### EXERCISE TASKS
**A)** Give back, word for word, the passage on automobile engine technology between "Model years 2010" and "feature rechargeable batteries.", inclusive.
**B)** In the passage on automobile engine technology, what driving range does Nissan promise for the Leaf?

### EXCERPTED PASSAGE
The automobile, with its gas engine, is perhaps the strongest symbol of an economy powered (and driven) by fossil fuels. It may surprise the reader to learn that at one time, the gasoline engine was only one of numerous competing technologies. In the early 20th Century, the gasoline engine won. In the early 21st Century, there is another competition for engine technology. The incumbent is the standard gas engine, while some of the challengers are gas-electric hybrid, electric only, diesel, diesel-electric hybrids, etc. From a sustainability perspective, none of the challengers have to dethrone the incumbent; they just need enough people to buy them to keep them in business. If these technologies are commercially successful at all, then the amount of petroleum needed for transportation will go down, even if only incrementally.

Model years 2010 and 2011 (and to a lesser extent, 2012) are shaping up to be critical years for automobile engine technology. The most well known challengers are gas-electric hybrids like the Toyota Prius, Honda Insight, Ford Escape, etc. In 2010, for the first time in recent memory, a primarily electric car will be on the market, courtesy of the GM Chevy Volt—40 mile range, around $40,000. Nissan is promising a 100- mile range vehicle (the Leaf), available in the US by the end of 2010. Renault’s all electric entry, announced at the recent Frankfurt Auto Show, will follow in 2011. (If you are a lucky New Yorker, you are road testing an all-electric BMW Mini Cooper slated for launch in 2012). All of these electric cars feature rechargeable batteries.

At the same time, other “greener car” technologies are in various stages of development. Companies like Toyota and Ford are expanding and improving their hybrid product line. Volkswagen is testing diesel-electric models. Diesel is also gaining more attention as a fuel-efficient alternative to the conventional gas engine. Subaru is one company (along with Volkswagen) working on this kind of technology. And, other companies are trying to make the conventional gas engine more efficient with better gas mileage.

(Structured page parsing data)
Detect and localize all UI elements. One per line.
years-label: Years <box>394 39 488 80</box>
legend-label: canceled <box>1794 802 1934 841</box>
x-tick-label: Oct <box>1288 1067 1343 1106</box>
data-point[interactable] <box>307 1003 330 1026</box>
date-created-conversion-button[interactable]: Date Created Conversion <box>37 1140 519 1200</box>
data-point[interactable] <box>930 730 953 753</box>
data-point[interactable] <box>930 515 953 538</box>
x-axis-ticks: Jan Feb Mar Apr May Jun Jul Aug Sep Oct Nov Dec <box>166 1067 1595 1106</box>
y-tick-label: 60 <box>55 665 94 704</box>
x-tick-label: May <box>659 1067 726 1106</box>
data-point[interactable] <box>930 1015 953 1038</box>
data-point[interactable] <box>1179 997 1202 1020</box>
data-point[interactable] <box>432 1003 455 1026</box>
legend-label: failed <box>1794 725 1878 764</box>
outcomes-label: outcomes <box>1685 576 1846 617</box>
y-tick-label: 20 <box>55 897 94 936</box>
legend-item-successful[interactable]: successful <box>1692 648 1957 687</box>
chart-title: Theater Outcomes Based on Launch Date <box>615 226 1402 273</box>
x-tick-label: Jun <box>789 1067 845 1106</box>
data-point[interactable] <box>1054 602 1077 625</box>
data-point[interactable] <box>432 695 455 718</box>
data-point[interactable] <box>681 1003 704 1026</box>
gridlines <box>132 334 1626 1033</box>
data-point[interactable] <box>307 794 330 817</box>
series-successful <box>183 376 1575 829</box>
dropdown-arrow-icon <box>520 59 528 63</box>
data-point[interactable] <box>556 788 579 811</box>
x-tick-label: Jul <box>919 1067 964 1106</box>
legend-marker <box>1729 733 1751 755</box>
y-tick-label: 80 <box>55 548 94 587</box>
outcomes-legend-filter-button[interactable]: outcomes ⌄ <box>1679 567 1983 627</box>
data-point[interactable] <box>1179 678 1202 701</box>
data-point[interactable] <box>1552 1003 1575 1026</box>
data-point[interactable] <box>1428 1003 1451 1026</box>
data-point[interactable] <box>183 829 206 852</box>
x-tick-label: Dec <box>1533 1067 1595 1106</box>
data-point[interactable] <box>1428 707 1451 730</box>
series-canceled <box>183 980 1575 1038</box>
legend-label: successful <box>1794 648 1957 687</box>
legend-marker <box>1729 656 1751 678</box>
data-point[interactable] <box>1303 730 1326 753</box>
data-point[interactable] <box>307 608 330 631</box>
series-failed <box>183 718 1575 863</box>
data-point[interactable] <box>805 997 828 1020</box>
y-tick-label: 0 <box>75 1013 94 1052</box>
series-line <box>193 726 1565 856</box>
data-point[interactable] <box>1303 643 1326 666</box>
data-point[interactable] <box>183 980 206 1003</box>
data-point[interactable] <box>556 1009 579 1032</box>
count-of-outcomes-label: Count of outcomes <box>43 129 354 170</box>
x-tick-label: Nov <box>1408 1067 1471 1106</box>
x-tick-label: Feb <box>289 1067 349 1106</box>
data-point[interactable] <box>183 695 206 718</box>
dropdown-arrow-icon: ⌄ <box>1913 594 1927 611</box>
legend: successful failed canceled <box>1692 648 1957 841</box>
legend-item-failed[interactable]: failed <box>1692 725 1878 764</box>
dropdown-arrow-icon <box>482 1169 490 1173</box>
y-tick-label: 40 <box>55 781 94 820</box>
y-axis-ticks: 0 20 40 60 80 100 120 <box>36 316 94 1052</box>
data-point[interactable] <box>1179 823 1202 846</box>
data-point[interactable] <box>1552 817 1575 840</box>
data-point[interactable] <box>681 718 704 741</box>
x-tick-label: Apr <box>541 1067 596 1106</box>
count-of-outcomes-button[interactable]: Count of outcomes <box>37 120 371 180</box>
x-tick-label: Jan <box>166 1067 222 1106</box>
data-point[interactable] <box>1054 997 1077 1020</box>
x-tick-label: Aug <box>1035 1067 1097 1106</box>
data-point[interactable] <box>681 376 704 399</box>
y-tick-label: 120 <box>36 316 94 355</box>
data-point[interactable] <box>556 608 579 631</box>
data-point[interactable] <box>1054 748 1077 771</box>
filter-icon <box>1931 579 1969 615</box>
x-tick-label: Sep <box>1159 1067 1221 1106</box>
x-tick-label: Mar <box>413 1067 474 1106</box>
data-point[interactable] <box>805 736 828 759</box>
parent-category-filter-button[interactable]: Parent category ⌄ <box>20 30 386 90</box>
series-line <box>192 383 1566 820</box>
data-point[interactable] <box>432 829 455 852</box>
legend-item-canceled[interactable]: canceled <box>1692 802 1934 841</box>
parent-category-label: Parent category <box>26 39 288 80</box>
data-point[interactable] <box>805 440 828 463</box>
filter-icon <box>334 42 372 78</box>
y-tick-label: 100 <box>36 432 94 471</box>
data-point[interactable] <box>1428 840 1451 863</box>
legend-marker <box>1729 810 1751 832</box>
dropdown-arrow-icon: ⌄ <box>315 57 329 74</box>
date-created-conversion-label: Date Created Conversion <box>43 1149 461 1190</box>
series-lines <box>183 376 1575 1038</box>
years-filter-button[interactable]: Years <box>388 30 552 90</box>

### TASK-BY-TASK RESULTS
**A)**
Model years 2010 and 2011 (and to a lesser extent, 2012) are shaping up to be critical years for automobile engine technology. The most well known challengers are gas-electric hybrids like the Toyota Prius, Honda Insight, Ford Escape, etc. In 2010, for the first time in recent memory, a primarily electric car will be on the market, courtesy of the GM Chevy Volt—40 mile range, around $40,000. Nissan is promising a 100- mile range vehicle (the Leaf), available in the US by the end of 2010. Renault’s all electric entry, announced at the recent Frankfurt Auto Show, will follow in 2011. (If you are a lucky New Yorker, you are road testing an all-electric BMW Mini Cooper slated for launch in 2012). All of these electric cars feature rechargeable batteries.

**B)** A 100-mile range.